What to do →
Write out the entries again exactly as they are given.

Input records →
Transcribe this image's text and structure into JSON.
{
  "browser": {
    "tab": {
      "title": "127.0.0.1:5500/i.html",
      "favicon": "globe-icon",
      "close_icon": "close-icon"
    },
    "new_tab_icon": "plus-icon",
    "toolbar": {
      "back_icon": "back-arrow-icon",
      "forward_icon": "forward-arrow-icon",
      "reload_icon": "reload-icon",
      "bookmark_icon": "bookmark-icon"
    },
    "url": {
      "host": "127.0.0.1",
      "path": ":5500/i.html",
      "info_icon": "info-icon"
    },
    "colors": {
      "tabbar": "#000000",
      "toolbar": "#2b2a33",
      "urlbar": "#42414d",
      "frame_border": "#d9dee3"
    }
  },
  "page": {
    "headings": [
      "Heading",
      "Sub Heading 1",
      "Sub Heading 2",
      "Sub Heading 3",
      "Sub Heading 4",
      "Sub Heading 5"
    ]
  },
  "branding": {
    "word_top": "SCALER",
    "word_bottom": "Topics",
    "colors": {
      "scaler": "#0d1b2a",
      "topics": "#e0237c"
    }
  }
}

Exercise result →
Transcribe this image's text and structure into JSON.
{
  "browser": {
    "tab": {
      "title": "127.0.0.1:5500/i.html",
      "favicon": "globe-icon",
      "close_icon": "close-icon"
    },
    "new_tab_icon": "plus-icon",
    "toolbar": {
      "back_icon": "back-arrow-icon",
      "forward_icon": "forward-arrow-icon",
      "reload_icon": "reload-icon",
      "bookmark_icon": "bookmark-icon"
    },
    "url": {
      "host": "127.0.0.1",
      "path": ":5500/i.html",
      "info_icon": "info-icon"
    },
    "colors": {
      "tabbar": "#000000",
      "toolbar": "#2b2a33",
      "urlbar": "#42414d",
      "frame_border": "#d9dee3"
    }
  },
  "page": {
    "headings": [
      "Heading",
      "Sub Heading 1",
      "Sub Heading 2",
      "Sub Heading 3",
      "Sub Heading 4",
      "Sub Heading 5"
    ]
  },
  "branding": {
    "word_top": "SCALER",
    "word_bottom": "Topics",
    "colors": {
      "scaler": "#0d1b2a",
      "topics": "#e0237c"
    }
  }
}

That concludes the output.